-- PROMPT --
Copy the data word for word, keeping every line.
— start of STORED RECORDS —
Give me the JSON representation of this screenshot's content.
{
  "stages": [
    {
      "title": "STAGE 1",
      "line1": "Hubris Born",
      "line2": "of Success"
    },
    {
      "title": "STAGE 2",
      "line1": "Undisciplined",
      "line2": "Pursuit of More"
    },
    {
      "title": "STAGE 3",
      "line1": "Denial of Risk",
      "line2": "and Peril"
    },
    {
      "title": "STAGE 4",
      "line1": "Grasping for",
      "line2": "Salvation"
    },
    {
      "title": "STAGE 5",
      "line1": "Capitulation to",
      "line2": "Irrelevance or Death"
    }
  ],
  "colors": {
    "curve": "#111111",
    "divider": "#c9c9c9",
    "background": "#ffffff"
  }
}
— end of STORED RECORDS —
-- TASK OUTPUT --
Give me the JSON representation of this screenshot's content.
{
  "stages": [
    {
      "title": "STAGE 1",
      "line1": "Hubris Born",
      "line2": "of Success"
    },
    {
      "title": "STAGE 2",
      "line1": "Undisciplined",
      "line2": "Pursuit of More"
    },
    {
      "title": "STAGE 3",
      "line1": "Denial of Risk",
      "line2": "and Peril"
    },
    {
      "title": "STAGE 4",
      "line1": "Grasping for",
      "line2": "Salvation"
    },
    {
      "title": "STAGE 5",
      "line1": "Capitulation to",
      "line2": "Irrelevance or Death"
    }
  ],
  "colors": {
    "curve": "#111111",
    "divider": "#c9c9c9",
    "background": "#ffffff"
  }
}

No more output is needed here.